» **Problem statement**
Find every line of the listing below where "CuEq" appears, and copy it.

Extracts from a graphics dataset

^^^^^^^^^^^^^^^^

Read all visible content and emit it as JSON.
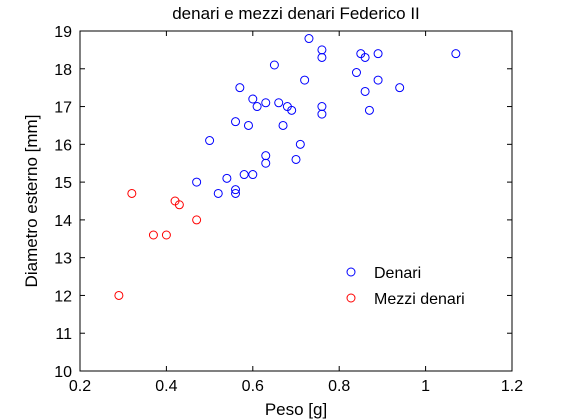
{
  "chart_data": {
    "type": "scatter",
    "title": "denari e mezzi denari Federico II",
    "xlabel": "Peso [g]",
    "ylabel": "Diametro esterno [mm]",
    "xlim": [
      0.2,
      1.2
    ],
    "ylim": [
      10,
      19
    ],
    "xticks": [
      "0.2",
      "0.4",
      "0.6",
      "0.8",
      "1",
      "1.2"
    ],
    "yticks": [
      "10",
      "11",
      "12",
      "13",
      "14",
      "15",
      "16",
      "17",
      "18",
      "19"
    ],
    "grid": false,
    "legend_position": "lower-right",
    "series": [
      {
        "name": "Denari",
        "color": "#0000ff",
        "marker": "circle-open",
        "points": [
          [
            0.73,
            18.8
          ],
          [
            0.76,
            18.5
          ],
          [
            0.76,
            18.3
          ],
          [
            0.85,
            18.4
          ],
          [
            0.86,
            18.3
          ],
          [
            0.89,
            18.4
          ],
          [
            1.07,
            18.4
          ],
          [
            0.65,
            18.1
          ],
          [
            0.84,
            17.9
          ],
          [
            0.72,
            17.7
          ],
          [
            0.89,
            17.7
          ],
          [
            0.57,
            17.5
          ],
          [
            0.94,
            17.5
          ],
          [
            0.86,
            17.4
          ],
          [
            0.6,
            17.2
          ],
          [
            0.63,
            17.1
          ],
          [
            0.66,
            17.1
          ],
          [
            0.61,
            17.0
          ],
          [
            0.68,
            17.0
          ],
          [
            0.76,
            17.0
          ],
          [
            0.69,
            16.9
          ],
          [
            0.87,
            16.9
          ],
          [
            0.76,
            16.8
          ],
          [
            0.56,
            16.6
          ],
          [
            0.59,
            16.5
          ],
          [
            0.67,
            16.5
          ],
          [
            0.5,
            16.1
          ],
          [
            0.71,
            16.0
          ],
          [
            0.63,
            15.7
          ],
          [
            0.7,
            15.6
          ],
          [
            0.63,
            15.5
          ],
          [
            0.58,
            15.2
          ],
          [
            0.6,
            15.2
          ],
          [
            0.54,
            15.1
          ],
          [
            0.47,
            15.0
          ],
          [
            0.56,
            14.8
          ],
          [
            0.52,
            14.7
          ],
          [
            0.56,
            14.7
          ]
        ]
      },
      {
        "name": "Mezzi denari",
        "color": "#ff0000",
        "marker": "circle-open",
        "points": [
          [
            0.32,
            14.7
          ],
          [
            0.42,
            14.5
          ],
          [
            0.43,
            14.4
          ],
          [
            0.47,
            14.0
          ],
          [
            0.37,
            13.6
          ],
          [
            0.4,
            13.6
          ],
          [
            0.29,
            12.0
          ]
        ]
      }
    ]
  }
}
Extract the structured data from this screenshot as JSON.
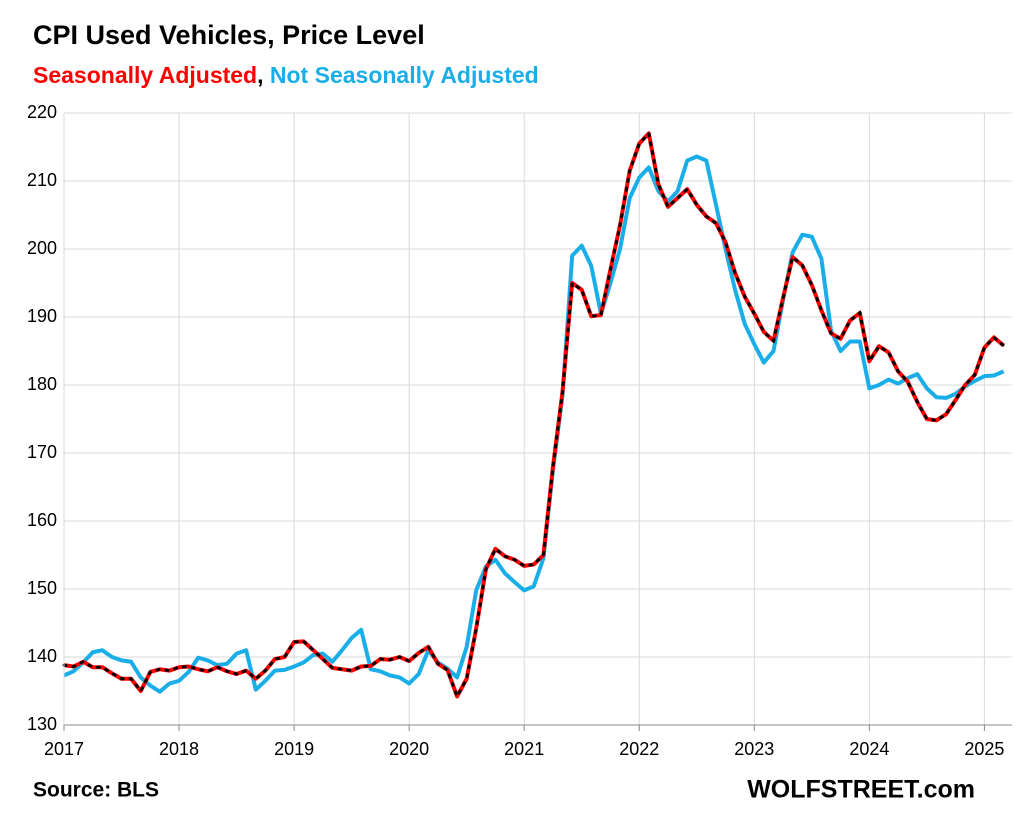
{
  "chart_data": {
    "type": "line",
    "title": "CPI Used Vehicles, Price Level",
    "legend_separator": ",",
    "source": "Source: BLS",
    "credit": "WOLFSTREET.com",
    "grid": true,
    "x": [
      2017,
      2017.083,
      2017.167,
      2017.25,
      2017.333,
      2017.417,
      2017.5,
      2017.583,
      2017.667,
      2017.75,
      2017.833,
      2017.917,
      2018,
      2018.083,
      2018.167,
      2018.25,
      2018.333,
      2018.417,
      2018.5,
      2018.583,
      2018.667,
      2018.75,
      2018.833,
      2018.917,
      2019,
      2019.083,
      2019.167,
      2019.25,
      2019.333,
      2019.417,
      2019.5,
      2019.583,
      2019.667,
      2019.75,
      2019.833,
      2019.917,
      2020,
      2020.083,
      2020.167,
      2020.25,
      2020.333,
      2020.417,
      2020.5,
      2020.583,
      2020.667,
      2020.75,
      2020.833,
      2020.917,
      2021,
      2021.083,
      2021.167,
      2021.25,
      2021.333,
      2021.417,
      2021.5,
      2021.583,
      2021.667,
      2021.75,
      2021.833,
      2021.917,
      2022,
      2022.083,
      2022.167,
      2022.25,
      2022.333,
      2022.417,
      2022.5,
      2022.583,
      2022.667,
      2022.75,
      2022.833,
      2022.917,
      2023,
      2023.083,
      2023.167,
      2023.25,
      2023.333,
      2023.417,
      2023.5,
      2023.583,
      2023.667,
      2023.75,
      2023.833,
      2023.917,
      2024,
      2024.083,
      2024.167,
      2024.25,
      2024.333,
      2024.417,
      2024.5,
      2024.583,
      2024.667,
      2024.75,
      2024.833,
      2024.917,
      2025,
      2025.083,
      2025.167
    ],
    "series": [
      {
        "name": "Not Seasonally Adjusted",
        "color": "#1aaee8",
        "values": [
          137.3,
          137.9,
          139.2,
          140.7,
          141.0,
          140.0,
          139.5,
          139.3,
          137.0,
          135.8,
          134.9,
          136.1,
          136.5,
          137.8,
          139.9,
          139.5,
          138.8,
          139.0,
          140.5,
          141.0,
          135.2,
          136.5,
          138.0,
          138.1,
          138.6,
          139.2,
          140.3,
          140.5,
          139.3,
          141.0,
          142.8,
          144.0,
          138.2,
          137.9,
          137.3,
          137.0,
          136.1,
          137.5,
          141.0,
          139.2,
          138.3,
          137.0,
          141.5,
          149.8,
          153.3,
          154.3,
          152.3,
          151.0,
          149.8,
          150.4,
          154.5,
          167.5,
          178.5,
          199.0,
          200.5,
          197.5,
          190.5,
          195.0,
          200.0,
          207.5,
          210.5,
          212.0,
          208.5,
          207.0,
          208.5,
          213.0,
          213.6,
          213.0,
          206.5,
          200.0,
          194.0,
          189.0,
          186.0,
          183.3,
          185.0,
          192.5,
          199.5,
          202.1,
          201.8,
          198.6,
          188.0,
          185.0,
          186.4,
          186.4,
          179.5,
          180.0,
          180.8,
          180.2,
          181.0,
          181.6,
          179.5,
          178.2,
          178.1,
          178.7,
          179.8,
          180.6,
          181.3,
          181.4,
          182.0
        ]
      },
      {
        "name": "Seasonally Adjusted",
        "color": "#ff0000",
        "values": [
          138.8,
          138.6,
          139.3,
          138.5,
          138.5,
          137.6,
          136.8,
          136.8,
          135.0,
          137.8,
          138.2,
          138.0,
          138.5,
          138.6,
          138.2,
          137.9,
          138.5,
          137.9,
          137.5,
          138.0,
          136.8,
          138.0,
          139.7,
          140.0,
          142.2,
          142.3,
          141.0,
          139.7,
          138.4,
          138.2,
          138.0,
          138.6,
          138.7,
          139.7,
          139.6,
          140.0,
          139.4,
          140.6,
          141.5,
          139.0,
          138.1,
          134.2,
          136.8,
          144.2,
          152.9,
          155.9,
          154.8,
          154.3,
          153.4,
          153.6,
          155.0,
          168.0,
          179.0,
          195.0,
          194.0,
          190.1,
          190.3,
          197.0,
          203.5,
          211.5,
          215.5,
          217.0,
          209.5,
          206.2,
          207.5,
          208.8,
          206.5,
          204.8,
          203.8,
          201.0,
          196.5,
          193.0,
          190.5,
          187.8,
          186.5,
          192.8,
          198.8,
          197.6,
          194.7,
          191.0,
          187.6,
          186.8,
          189.5,
          190.6,
          183.5,
          185.7,
          184.8,
          182.0,
          180.5,
          177.5,
          175.0,
          174.8,
          175.7,
          177.8,
          180.0,
          181.5,
          185.5,
          187.0,
          185.8
        ]
      }
    ],
    "xlim": [
      2017,
      2025.24
    ],
    "xticks": [
      2017,
      2018,
      2019,
      2020,
      2021,
      2022,
      2023,
      2024,
      2025
    ],
    "ylim": [
      130,
      220
    ],
    "yticks": [
      130,
      140,
      150,
      160,
      170,
      180,
      190,
      200,
      210,
      220
    ]
  }
}
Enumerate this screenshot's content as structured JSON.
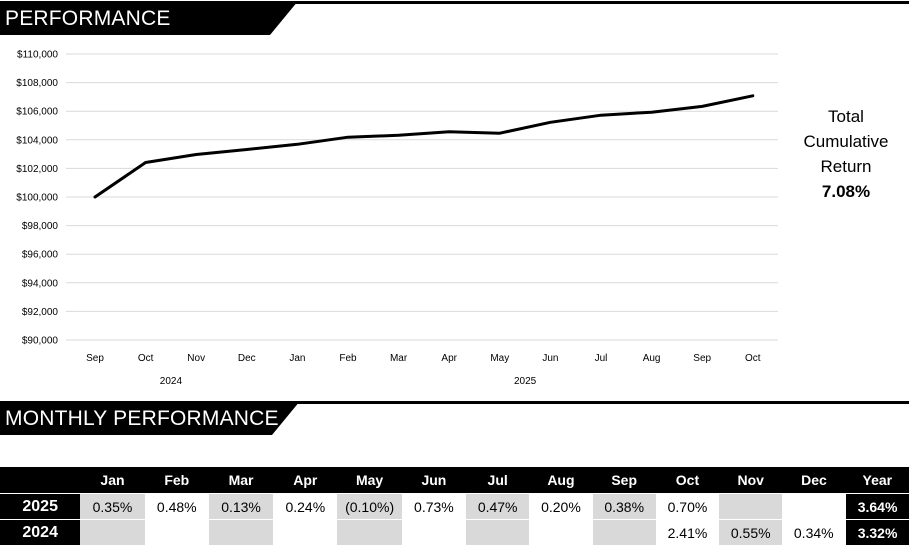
{
  "sections": {
    "performance_title": "PERFORMANCE",
    "monthly_title": "MONTHLY PERFORMANCE"
  },
  "summary": {
    "line1": "Total",
    "line2": "Cumulative",
    "line3": "Return",
    "value": "7.08%"
  },
  "chart_data": {
    "type": "line",
    "title": "",
    "xlabel": "",
    "ylabel": "",
    "x": [
      "Sep",
      "Oct",
      "Nov",
      "Dec",
      "Jan",
      "Feb",
      "Mar",
      "Apr",
      "May",
      "Jun",
      "Jul",
      "Aug",
      "Sep",
      "Oct"
    ],
    "year_groups": [
      {
        "label": "2024",
        "months": [
          "Sep",
          "Oct",
          "Nov",
          "Dec"
        ]
      },
      {
        "label": "2025",
        "months": [
          "Jan",
          "Feb",
          "Mar",
          "Apr",
          "May",
          "Jun",
          "Jul",
          "Aug",
          "Sep",
          "Oct"
        ]
      }
    ],
    "series": [
      {
        "values": [
          100000,
          102410,
          102973,
          103323,
          103685,
          104182,
          104318,
          104568,
          104464,
          105226,
          105721,
          105932,
          106335,
          107079
        ]
      }
    ],
    "yticks": [
      "$90,000",
      "$92,000",
      "$94,000",
      "$96,000",
      "$98,000",
      "$100,000",
      "$102,000",
      "$104,000",
      "$106,000",
      "$108,000",
      "$110,000"
    ],
    "ylim": [
      90000,
      110000
    ],
    "grid": true,
    "legend": "none",
    "line_color": "#000000",
    "grid_color": "#d9d9d9"
  },
  "monthly_table": {
    "headers": [
      "",
      "Jan",
      "Feb",
      "Mar",
      "Apr",
      "May",
      "Jun",
      "Jul",
      "Aug",
      "Sep",
      "Oct",
      "Nov",
      "Dec",
      "Year"
    ],
    "rows": [
      {
        "year": "2025",
        "cells": [
          "0.35%",
          "0.48%",
          "0.13%",
          "0.24%",
          "(0.10%)",
          "0.73%",
          "0.47%",
          "0.20%",
          "0.38%",
          "0.70%",
          "",
          ""
        ],
        "total": "3.64%"
      },
      {
        "year": "2024",
        "cells": [
          "",
          "",
          "",
          "",
          "",
          "",
          "",
          "",
          "",
          "2.41%",
          "0.55%",
          "0.34%"
        ],
        "total": "3.32%"
      }
    ]
  }
}
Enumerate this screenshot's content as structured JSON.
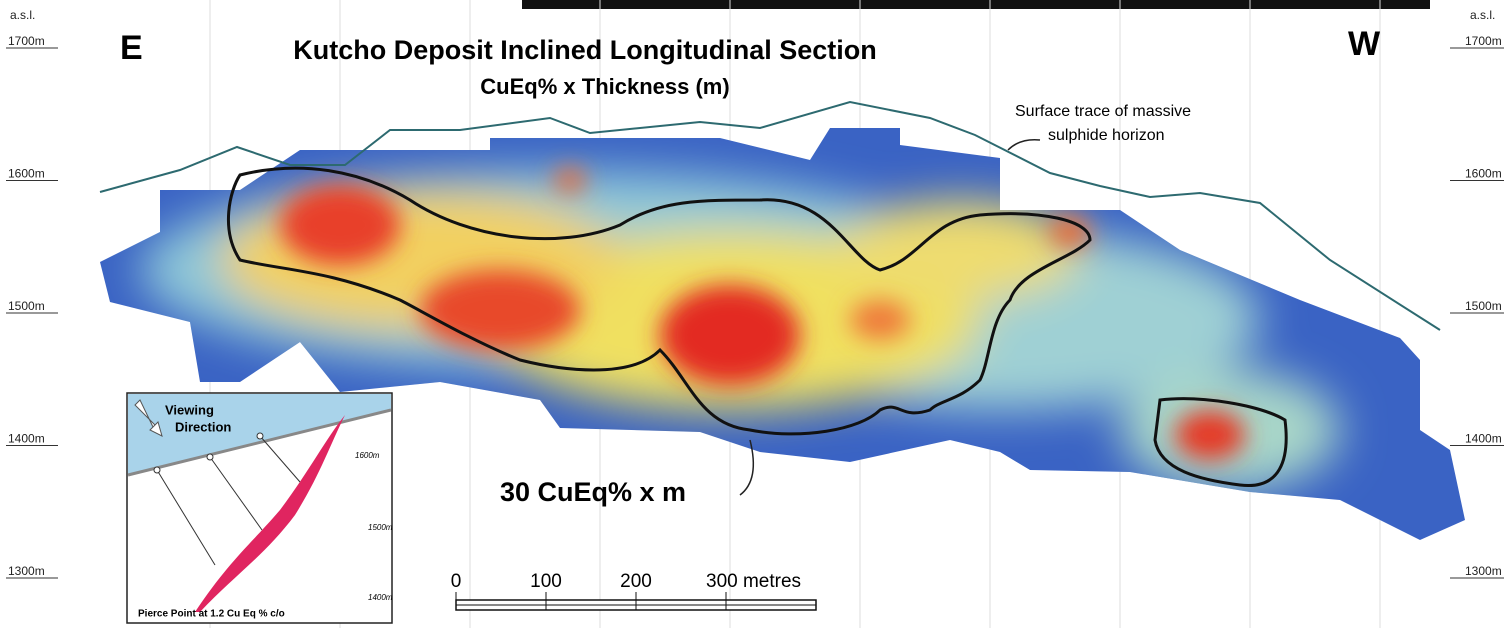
{
  "header": {
    "title": "Kutcho Deposit Inclined Longitudinal Section",
    "subtitle": "CuEq% x Thickness (m)",
    "left_label": "E",
    "right_label": "W"
  },
  "elevation_axis": {
    "unit_label": "a.s.l.",
    "labels": [
      "1700m",
      "1600m",
      "1500m",
      "1400m",
      "1300m"
    ]
  },
  "annotations": {
    "surface_trace": [
      "Surface trace of massive",
      "sulphide horizon"
    ],
    "contour_label": "30 CuEq% x m"
  },
  "scale_bar": {
    "labels": [
      "0",
      "100",
      "200",
      "300 metres"
    ]
  },
  "inset": {
    "viewing": [
      "Viewing",
      "Direction"
    ],
    "elevations": [
      "1600m",
      "1500m",
      "1400m"
    ],
    "caption": "Pierce Point at 1.2 Cu Eq % c/o"
  }
}
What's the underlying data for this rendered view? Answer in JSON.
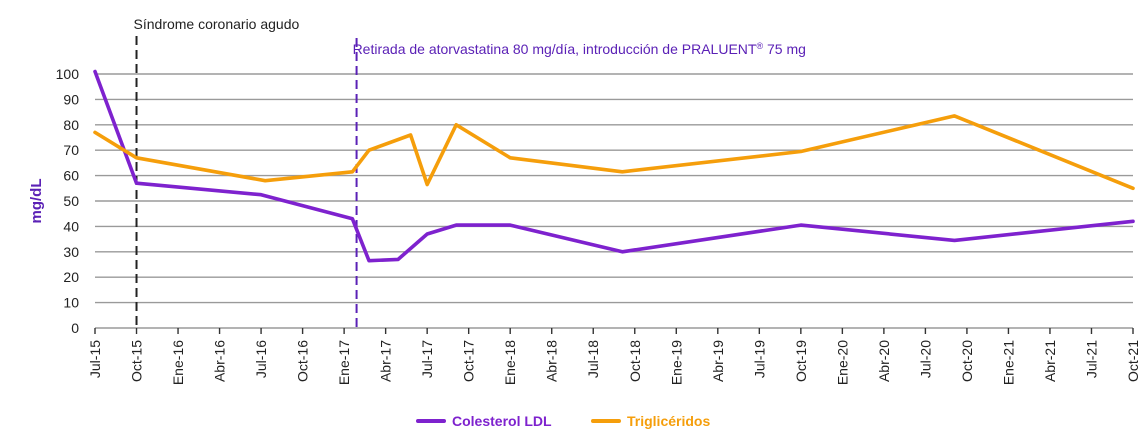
{
  "chart_data": {
    "type": "line",
    "title": "",
    "xlabel": "",
    "ylabel": "mg/dL",
    "ylim": [
      0,
      100
    ],
    "yticks": [
      0,
      10,
      20,
      30,
      40,
      50,
      60,
      70,
      80,
      90,
      100
    ],
    "x_tick_labels": [
      "Jul-15",
      "Oct-15",
      "Ene-16",
      "Abr-16",
      "Jul-16",
      "Oct-16",
      "Ene-17",
      "Abr-17",
      "Jul-17",
      "Oct-17",
      "Ene-18",
      "Abr-18",
      "Jul-18",
      "Oct-18",
      "Ene-19",
      "Abr-19",
      "Jul-19",
      "Oct-19",
      "Ene-20",
      "Abr-20",
      "Jul-20",
      "Oct-20",
      "Ene-21",
      "Abr-21",
      "Jul-21",
      "Oct-21"
    ],
    "grid": "horizontal",
    "legend_position": "bottom",
    "annotations": [
      {
        "text": "Síndrome coronario agudo",
        "x": 1.0,
        "color": "#222222"
      },
      {
        "text": "Retirada de atorvastatina 80 mg/día, introducción de PRALUENT",
        "superscript": "®",
        "text_after": " 75 mg",
        "x": 6.3,
        "color": "#5b21b6"
      }
    ],
    "series": [
      {
        "name": "Colesterol LDL",
        "color": "#7e22ce",
        "points": [
          [
            0,
            101
          ],
          [
            1,
            57
          ],
          [
            4,
            52.5
          ],
          [
            6.2,
            43
          ],
          [
            6.6,
            26.5
          ],
          [
            7.3,
            27
          ],
          [
            8,
            37
          ],
          [
            8.7,
            40.5
          ],
          [
            10,
            40.5
          ],
          [
            12.7,
            30
          ],
          [
            17,
            40.5
          ],
          [
            20.7,
            34.5
          ],
          [
            25,
            42
          ]
        ]
      },
      {
        "name": "Triglicéridos",
        "color": "#f59e0b",
        "points": [
          [
            0,
            77
          ],
          [
            1,
            67
          ],
          [
            4.1,
            58
          ],
          [
            6.2,
            61.5
          ],
          [
            6.6,
            70
          ],
          [
            7.6,
            76
          ],
          [
            8,
            56.5
          ],
          [
            8.7,
            80
          ],
          [
            10,
            67
          ],
          [
            12.7,
            61.5
          ],
          [
            17,
            69.5
          ],
          [
            20.7,
            83.5
          ],
          [
            25,
            55
          ]
        ]
      }
    ]
  }
}
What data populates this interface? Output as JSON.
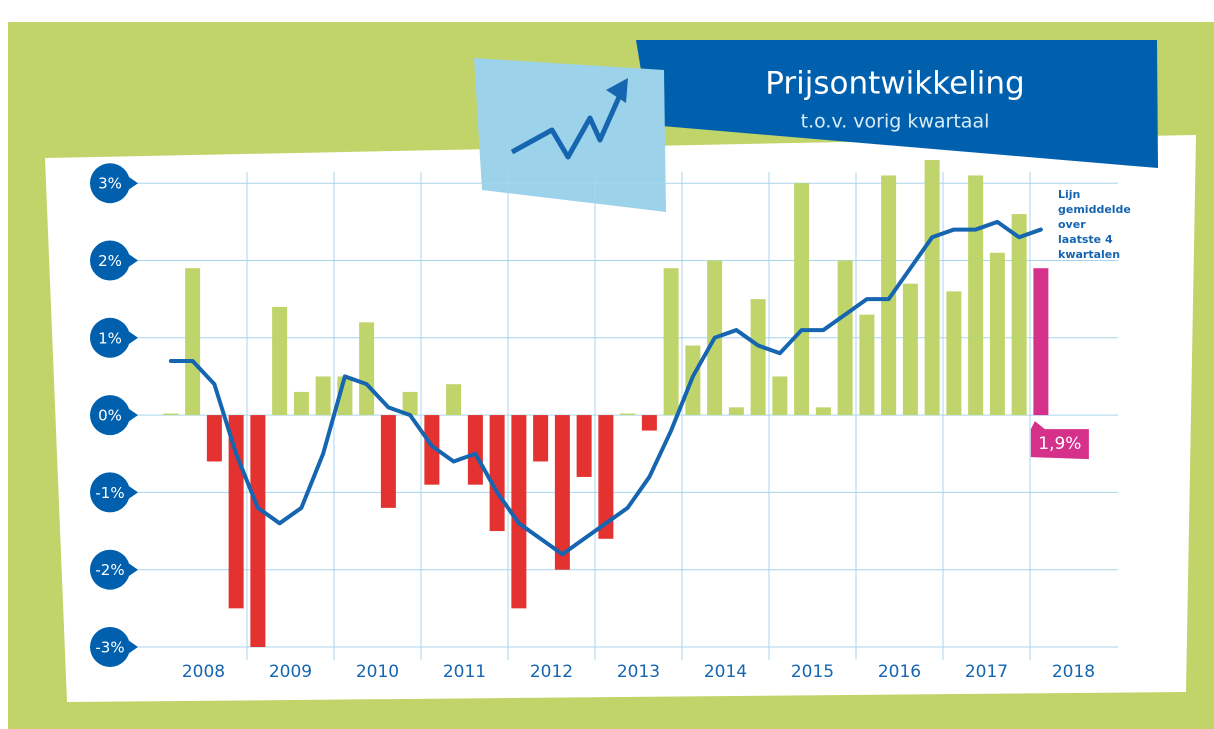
{
  "chart_data": {
    "type": "bar-line",
    "title": "Prijsontwikkeling",
    "subtitle": "t.o.v. vorig kwartaal",
    "categories": [
      null,
      null,
      null,
      null,
      null,
      null,
      null,
      null,
      null,
      null,
      null,
      null,
      null,
      null,
      null,
      null,
      null,
      null,
      null,
      null,
      null,
      null,
      null,
      null,
      null,
      null,
      null,
      null,
      null,
      null,
      null,
      null,
      null,
      null,
      null,
      null,
      null,
      null,
      null,
      null,
      null
    ],
    "year_labels": [
      "2008",
      "2009",
      "2010",
      "2011",
      "2012",
      "2013",
      "2014",
      "2015",
      "2016",
      "2017",
      "2018"
    ],
    "values": [
      0.02,
      1.9,
      -0.6,
      -2.5,
      -3.0,
      1.4,
      0.3,
      0.5,
      0.5,
      1.2,
      -1.2,
      0.3,
      -0.9,
      0.4,
      -0.9,
      -1.5,
      -2.5,
      -0.6,
      -2.0,
      -0.8,
      -1.6,
      0.02,
      -0.2,
      1.9,
      0.9,
      2.0,
      0.1,
      1.5,
      0.5,
      3.0,
      0.1,
      2.0,
      1.3,
      3.1,
      1.7,
      3.3,
      1.6,
      3.1,
      2.1,
      2.6,
      1.9
    ],
    "value_labels": [
      null,
      null,
      null,
      null,
      null,
      null,
      null,
      null,
      null,
      null,
      null,
      null,
      null,
      null,
      null,
      null,
      null,
      null,
      null,
      null,
      null,
      null,
      null,
      null,
      null,
      null,
      null,
      null,
      null,
      null,
      null,
      null,
      null,
      null,
      null,
      null,
      null,
      null,
      null,
      null,
      "1,9%"
    ],
    "positive_color": "#bfd46a",
    "negative_color": "#e3322f",
    "highlight_color": "#d5318b",
    "series": [
      {
        "name": "Lijn gemiddelde over laatste 4 kwartalen",
        "color": "#1565b0",
        "values": [
          0.7,
          0.7,
          0.4,
          -0.5,
          -1.2,
          -1.4,
          -1.2,
          -0.5,
          0.5,
          0.4,
          0.1,
          0.0,
          -0.4,
          -0.6,
          -0.5,
          -1.0,
          -1.4,
          -1.6,
          -1.8,
          -1.6,
          -1.4,
          -1.2,
          -0.8,
          -0.2,
          0.5,
          1.0,
          1.1,
          0.9,
          0.8,
          1.1,
          1.1,
          1.3,
          1.5,
          1.5,
          1.9,
          2.3,
          2.4,
          2.4,
          2.5,
          2.3,
          2.4
        ]
      }
    ],
    "ylim": [
      -3,
      3.3
    ],
    "yticks": [
      {
        "value": 3,
        "label": "3%"
      },
      {
        "value": 2,
        "label": "2%"
      },
      {
        "value": 1,
        "label": "1%"
      },
      {
        "value": 0,
        "label": "0%"
      },
      {
        "value": -1,
        "label": "-1%"
      },
      {
        "value": -2,
        "label": "-2%"
      },
      {
        "value": -3,
        "label": "-3%"
      }
    ],
    "grid": true
  }
}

^^^^^^^^^^^^^^^^

» **Answer to this task**
    "subtitle": "CuEq% x Thickness (m)",
    "contour_label": "30 CuEq% x m"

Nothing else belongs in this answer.